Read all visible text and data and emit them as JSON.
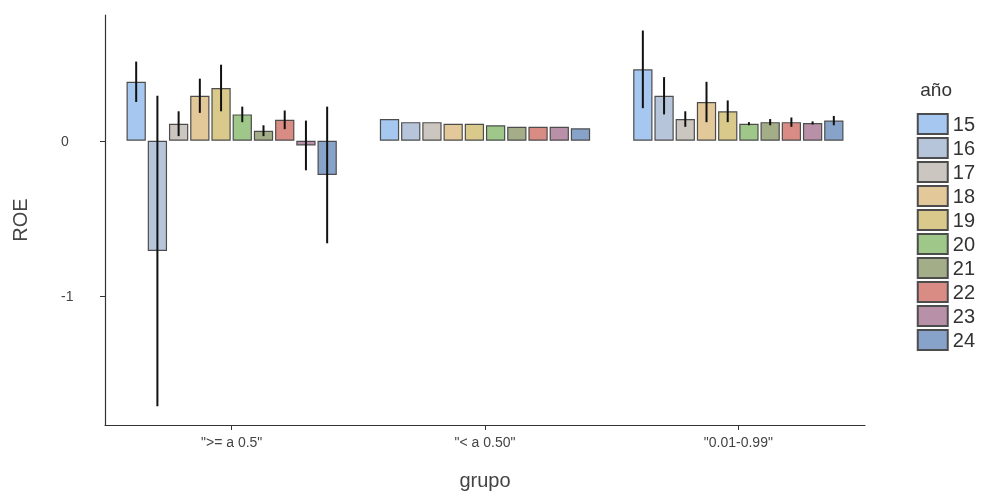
{
  "chart_data": {
    "type": "bar",
    "xlabel": "grupo",
    "ylabel": "ROE",
    "legend_title": "año",
    "legend": "right",
    "categories": [
      "\">= a 0.5\"",
      "\"< a 0.50\"",
      "\"0.01-0.99\""
    ],
    "ylim": [
      -1.83,
      0.81
    ],
    "yticks": [
      -1,
      0
    ],
    "series": [
      {
        "name": "15",
        "color": "#a6c8f0",
        "values": [
          0.38,
          0.14,
          0.46
        ],
        "errors": [
          0.13,
          null,
          0.25
        ]
      },
      {
        "name": "16",
        "color": "#b7c5da",
        "values": [
          -0.71,
          0.12,
          0.29
        ],
        "errors": [
          1.0,
          null,
          0.12
        ]
      },
      {
        "name": "17",
        "color": "#cbc6c0",
        "values": [
          0.11,
          0.12,
          0.14
        ],
        "errors": [
          0.08,
          null,
          0.05
        ]
      },
      {
        "name": "18",
        "color": "#e3c99a",
        "values": [
          0.29,
          0.11,
          0.25
        ],
        "errors": [
          0.11,
          null,
          0.13
        ]
      },
      {
        "name": "19",
        "color": "#d9c98a",
        "values": [
          0.34,
          0.11,
          0.19
        ],
        "errors": [
          0.15,
          null,
          0.07
        ]
      },
      {
        "name": "20",
        "color": "#9fc78a",
        "values": [
          0.17,
          0.1,
          0.11
        ],
        "errors": [
          0.05,
          null,
          0.01
        ]
      },
      {
        "name": "21",
        "color": "#a3ad88",
        "values": [
          0.065,
          0.09,
          0.12
        ],
        "errors": [
          0.035,
          null,
          0.02
        ]
      },
      {
        "name": "22",
        "color": "#d98c84",
        "values": [
          0.135,
          0.09,
          0.12
        ],
        "errors": [
          0.06,
          null,
          0.03
        ]
      },
      {
        "name": "23",
        "color": "#b891a8",
        "values": [
          -0.03,
          0.09,
          0.115
        ],
        "errors": [
          0.16,
          null,
          0.01
        ]
      },
      {
        "name": "24",
        "color": "#87a3c9",
        "values": [
          -0.22,
          0.08,
          0.13
        ],
        "errors": [
          0.44,
          null,
          0.03
        ]
      }
    ]
  }
}
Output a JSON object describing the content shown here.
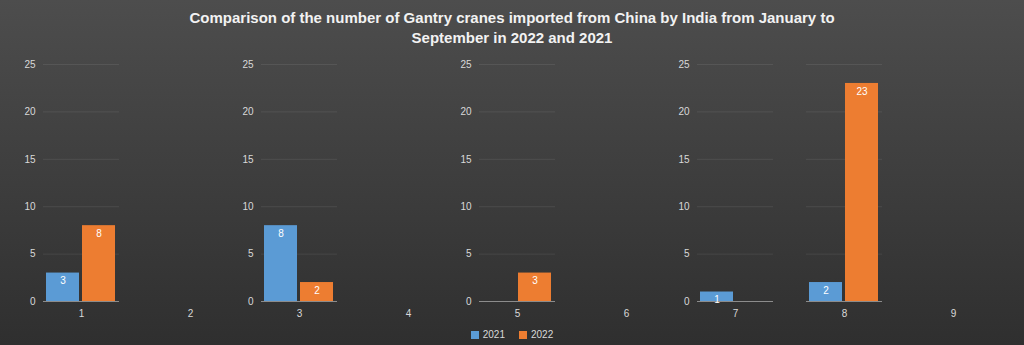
{
  "chart_data": {
    "type": "bar",
    "title": "Comparison of the number of Gantry cranes imported from China by India from January to September in 2022 and 2021",
    "categories": [
      1,
      2,
      3,
      4,
      5,
      6,
      7,
      8,
      9
    ],
    "series": [
      {
        "name": "2021",
        "color": "#5b9bd5",
        "values": [
          3,
          null,
          8,
          null,
          null,
          null,
          1,
          2,
          null
        ]
      },
      {
        "name": "2022",
        "color": "#ed7d31",
        "values": [
          8,
          null,
          2,
          null,
          3,
          null,
          null,
          23,
          null
        ]
      }
    ],
    "ylim": [
      0,
      25
    ],
    "yticks": [
      0,
      5,
      10,
      15,
      20,
      25
    ],
    "grid": true,
    "data_labels": true,
    "legend": "bottom"
  }
}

☆ ☆ ☆

• _Aim_: Drop the images and quote the entries word for word.

• _Exercise response_:
Read all visible text and data and emit them as JSON.
{
  "chart_data": {
    "type": "bar",
    "xlabel": "grupo",
    "ylabel": "ROE",
    "legend_title": "año",
    "legend": "right",
    "categories": [
      "\">= a 0.5\"",
      "\"< a 0.50\"",
      "\"0.01-0.99\""
    ],
    "ylim": [
      -1.83,
      0.81
    ],
    "yticks": [
      -1,
      0
    ],
    "series": [
      {
        "name": "15",
        "color": "#a6c8f0",
        "values": [
          0.38,
          0.14,
          0.46
        ],
        "errors": [
          0.13,
          null,
          0.25
        ]
      },
      {
        "name": "16",
        "color": "#b7c5da",
        "values": [
          -0.71,
          0.12,
          0.29
        ],
        "errors": [
          1.0,
          null,
          0.12
        ]
      },
      {
        "name": "17",
        "color": "#cbc6c0",
        "values": [
          0.11,
          0.12,
          0.14
        ],
        "errors": [
          0.08,
          null,
          0.05
        ]
      },
      {
        "name": "18",
        "color": "#e3c99a",
        "values": [
          0.29,
          0.11,
          0.25
        ],
        "errors": [
          0.11,
          null,
          0.13
        ]
      },
      {
        "name": "19",
        "color": "#d9c98a",
        "values": [
          0.34,
          0.11,
          0.19
        ],
        "errors": [
          0.15,
          null,
          0.07
        ]
      },
      {
        "name": "20",
        "color": "#9fc78a",
        "values": [
          0.17,
          0.1,
          0.11
        ],
        "errors": [
          0.05,
          null,
          0.01
        ]
      },
      {
        "name": "21",
        "color": "#a3ad88",
        "values": [
          0.065,
          0.09,
          0.12
        ],
        "errors": [
          0.035,
          null,
          0.02
        ]
      },
      {
        "name": "22",
        "color": "#d98c84",
        "values": [
          0.135,
          0.09,
          0.12
        ],
        "errors": [
          0.06,
          null,
          0.03
        ]
      },
      {
        "name": "23",
        "color": "#b891a8",
        "values": [
          -0.03,
          0.09,
          0.115
        ],
        "errors": [
          0.16,
          null,
          0.01
        ]
      },
      {
        "name": "24",
        "color": "#87a3c9",
        "values": [
          -0.22,
          0.08,
          0.13
        ],
        "errors": [
          0.44,
          null,
          0.03
        ]
      }
    ]
  }
}
Output a JSON object describing the content shown here.
{
  "chart_data": {
    "type": "bar",
    "title": "Comparison of the number of Gantry cranes imported from China by India from January to September in 2022 and 2021",
    "categories": [
      1,
      2,
      3,
      4,
      5,
      6,
      7,
      8,
      9
    ],
    "series": [
      {
        "name": "2021",
        "color": "#5b9bd5",
        "values": [
          3,
          null,
          8,
          null,
          null,
          null,
          1,
          2,
          null
        ]
      },
      {
        "name": "2022",
        "color": "#ed7d31",
        "values": [
          8,
          null,
          2,
          null,
          3,
          null,
          null,
          23,
          null
        ]
      }
    ],
    "ylim": [
      0,
      25
    ],
    "yticks": [
      0,
      5,
      10,
      15,
      20,
      25
    ],
    "grid": true,
    "data_labels": true,
    "legend": "bottom"
  }
}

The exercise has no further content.